What is being asked
Except for the pictures, retype the records that follow exactly.

Saved data entries
━━━━━━
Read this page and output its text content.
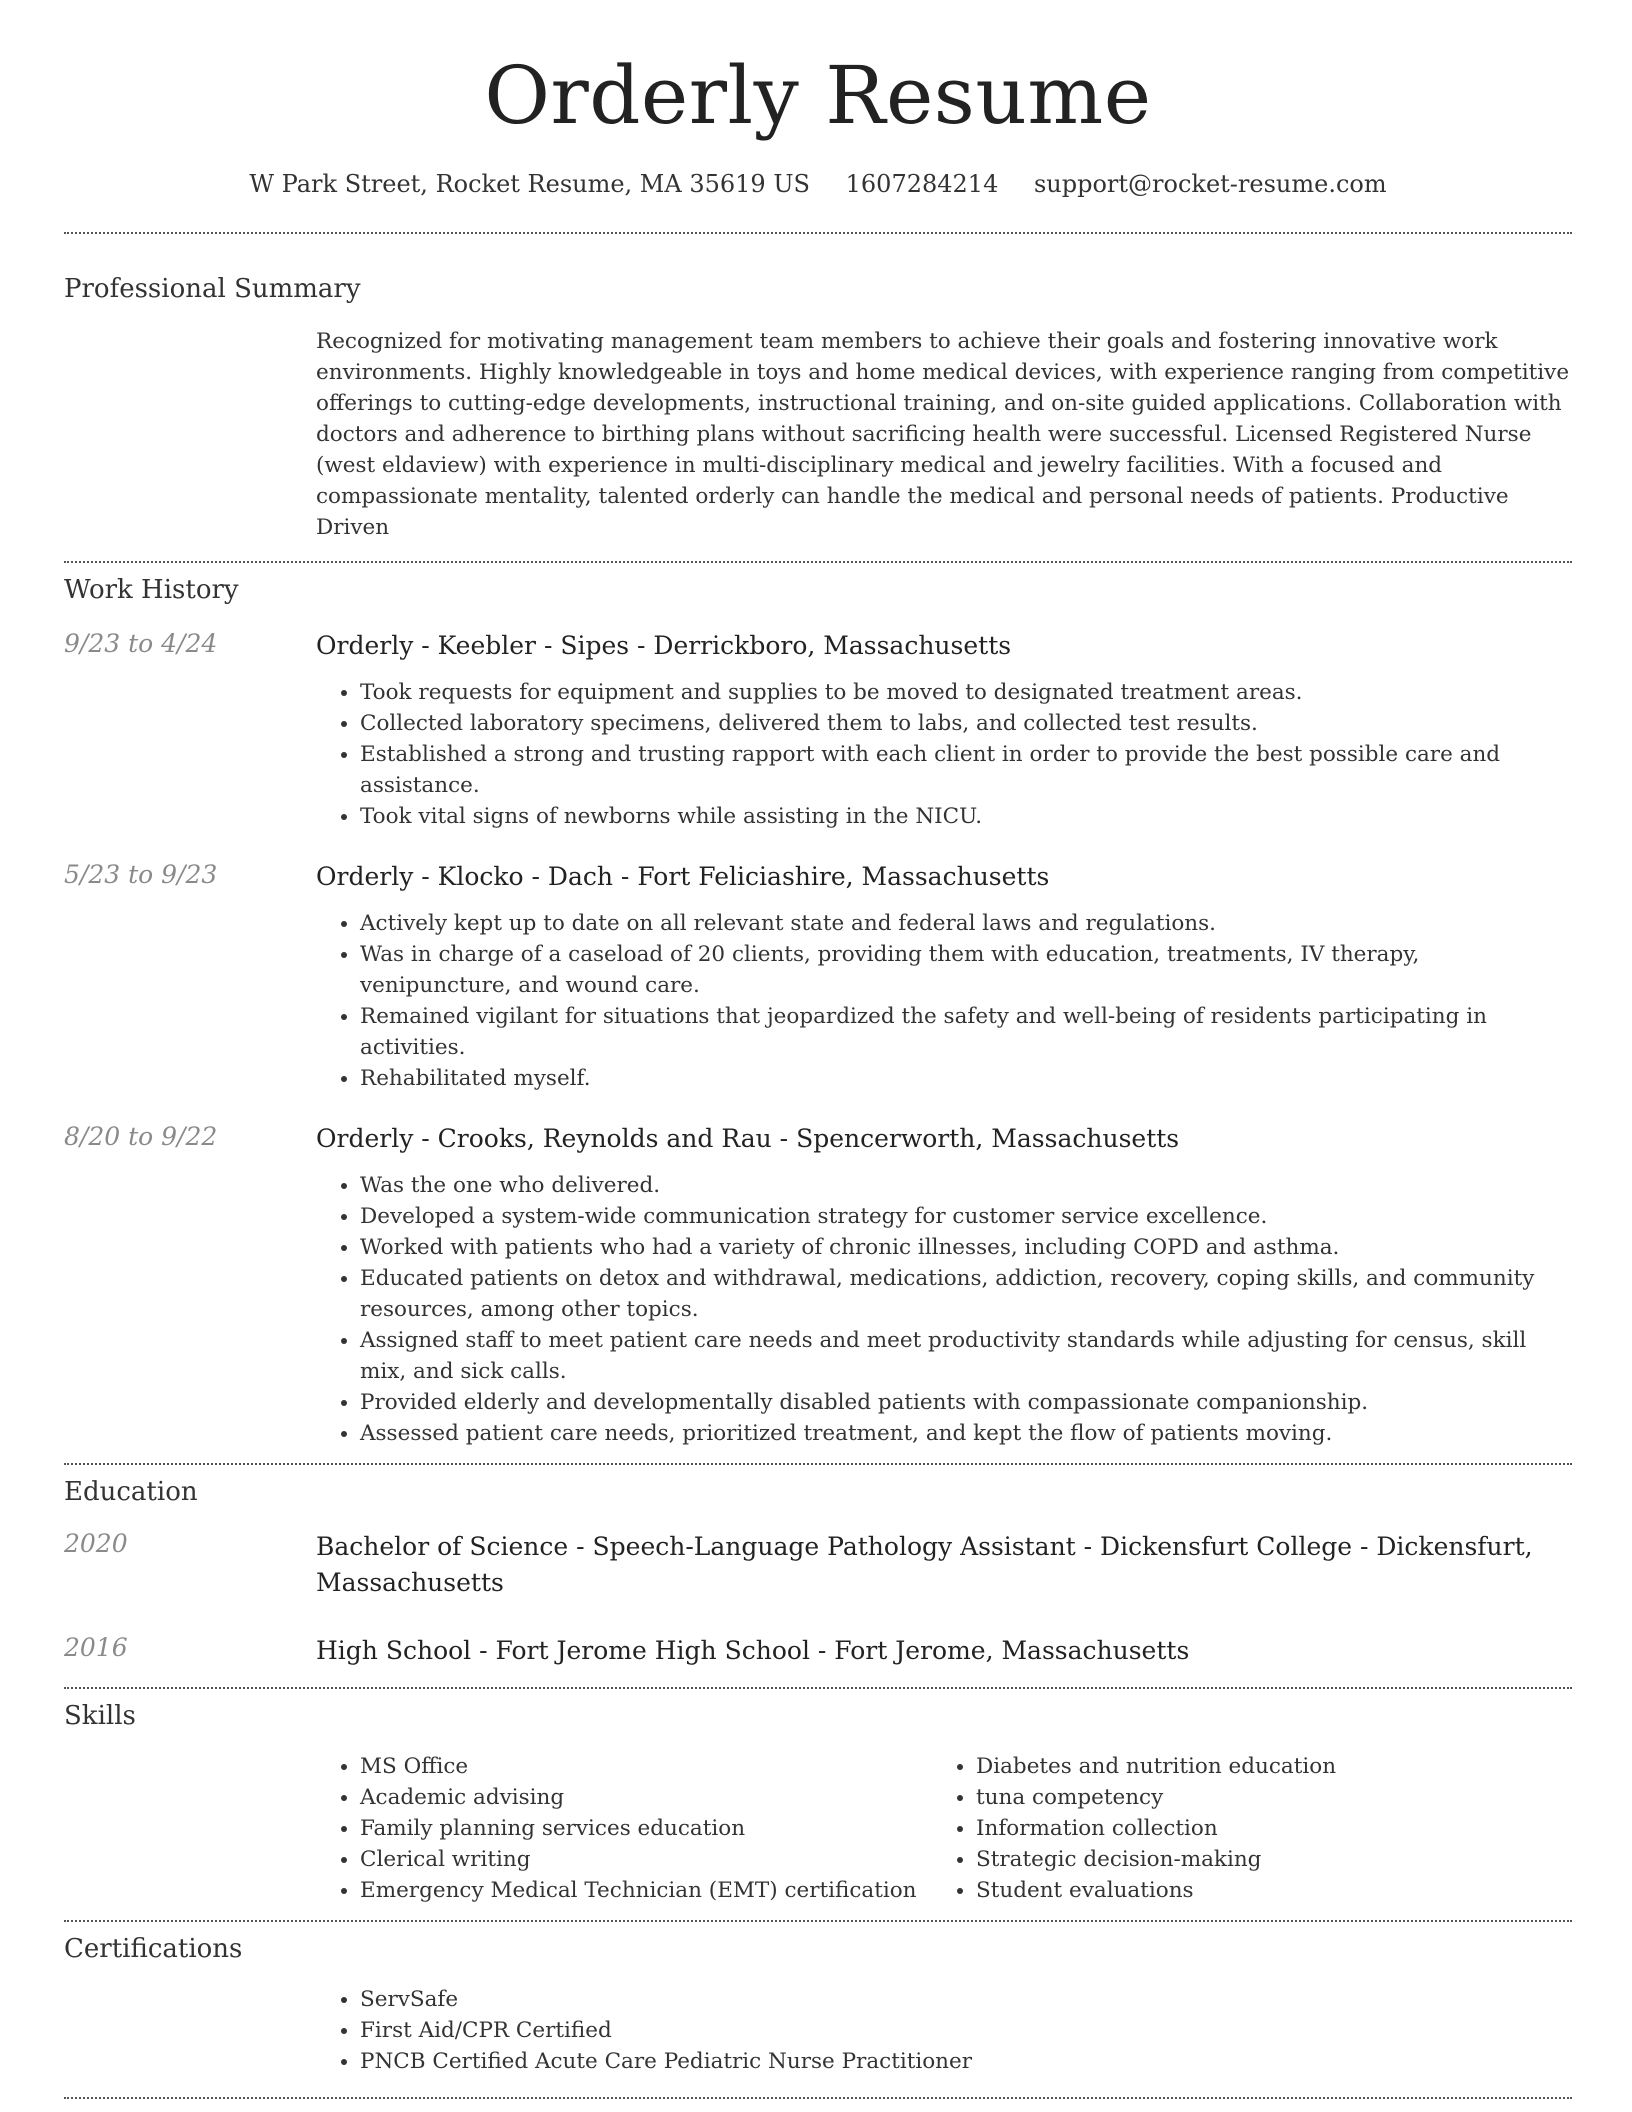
Orderly Resume
W Park Street, Rocket Resume, MA 35619 US 1607284214 support@rocket-resume.com
Professional Summary
Recognized for motivating management team members to achieve their goals and fostering innovative work environments. Highly knowledgeable in toys and home medical devices, with experience ranging from competitive offerings to cutting-edge developments, instructional training, and on-site guided applications. Collaboration with doctors and adherence to birthing plans without sacrificing health were successful. Licensed Registered Nurse (west eldaview) with experience in multi-disciplinary medical and jewelry facilities. With a focused and compassionate mentality, talented orderly can handle the medical and personal needs of patients. Productive Driven
Work History
9/23 to 4/24	Orderly - Keebler - Sipes - Derrickboro, Massachusetts
• Took requests for equipment and supplies to be moved to designated treatment areas.
• Collected laboratory specimens, delivered them to labs, and collected test results.
• Established a strong and trusting rapport with each client in order to provide the best possible care and assistance.
• Took vital signs of newborns while assisting in the NICU.
5/23 to 9/23	Orderly - Klocko - Dach - Fort Feliciashire, Massachusetts
• Actively kept up to date on all relevant state and federal laws and regulations.
• Was in charge of a caseload of 20 clients, providing them with education, treatments, IV therapy, venipuncture, and wound care.
• Remained vigilant for situations that jeopardized the safety and well-being of residents participating in activities.
• Rehabilitated myself.
8/20 to 9/22	Orderly - Crooks, Reynolds and Rau - Spencerworth, Massachusetts
• Was the one who delivered.
• Developed a system-wide communication strategy for customer service excellence.
• Worked with patients who had a variety of chronic illnesses, including COPD and asthma.
• Educated patients on detox and withdrawal, medications, addiction, recovery, coping skills, and community resources, among other topics.
• Assigned staff to meet patient care needs and meet productivity standards while adjusting for census, skill mix, and sick calls.
• Provided elderly and developmentally disabled patients with compassionate companionship.
• Assessed patient care needs, prioritized treatment, and kept the flow of patients moving.
Education
2020	Bachelor of Science - Speech-Language Pathology Assistant - Dickensfurt College - Dickensfurt, Massachusetts
2016	High School - Fort Jerome High School - Fort Jerome, Massachusetts
Skills
• MS Office
• Academic advising
• Family planning services education
• Clerical writing
• Emergency Medical Technician (EMT) certification
• Diabetes and nutrition education
• tuna competency
• Information collection
• Strategic decision-making
• Student evaluations
Certifications
• ServSafe
• First Aid/CPR Certified
• PNCB Certified Acute Care Pediatric Nurse Practitioner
━━━━━━
Response to this exercise
Read this page and output its text content.
Orderly Resume
W Park Street, Rocket Resume, MA 35619 US 1607284214 support@rocket-resume.com
Professional Summary
Recognized for motivating management team members to achieve their goals and fostering innovative work environments. Highly knowledgeable in toys and home medical devices, with experience ranging from competitive offerings to cutting-edge developments, instructional training, and on-site guided applications. Collaboration with doctors and adherence to birthing plans without sacrificing health were successful. Licensed Registered Nurse (west eldaview) with experience in multi-disciplinary medical and jewelry facilities. With a focused and compassionate mentality, talented orderly can handle the medical and personal needs of patients. Productive Driven
Work History
9/23 to 4/24	Orderly - Keebler - Sipes - Derrickboro, Massachusetts
• Took requests for equipment and supplies to be moved to designated treatment areas.
• Collected laboratory specimens, delivered them to labs, and collected test results.
• Established a strong and trusting rapport with each client in order to provide the best possible care and assistance.
• Took vital signs of newborns while assisting in the NICU.
5/23 to 9/23	Orderly - Klocko - Dach - Fort Feliciashire, Massachusetts
• Actively kept up to date on all relevant state and federal laws and regulations.
• Was in charge of a caseload of 20 clients, providing them with education, treatments, IV therapy, venipuncture, and wound care.
• Remained vigilant for situations that jeopardized the safety and well-being of residents participating in activities.
• Rehabilitated myself.
8/20 to 9/22	Orderly - Crooks, Reynolds and Rau - Spencerworth, Massachusetts
• Was the one who delivered.
• Developed a system-wide communication strategy for customer service excellence.
• Worked with patients who had a variety of chronic illnesses, including COPD and asthma.
• Educated patients on detox and withdrawal, medications, addiction, recovery, coping skills, and community resources, among other topics.
• Assigned staff to meet patient care needs and meet productivity standards while adjusting for census, skill mix, and sick calls.
• Provided elderly and developmentally disabled patients with compassionate companionship.
• Assessed patient care needs, prioritized treatment, and kept the flow of patients moving.
Education
2020	Bachelor of Science - Speech-Language Pathology Assistant - Dickensfurt College - Dickensfurt, Massachusetts
2016	High School - Fort Jerome High School - Fort Jerome, Massachusetts
Skills
• MS Office
• Academic advising
• Family planning services education
• Clerical writing
• Emergency Medical Technician (EMT) certification
• Diabetes and nutrition education
• tuna competency
• Information collection
• Strategic decision-making
• Student evaluations
Certifications
• ServSafe
• First Aid/CPR Certified
• PNCB Certified Acute Care Pediatric Nurse Practitioner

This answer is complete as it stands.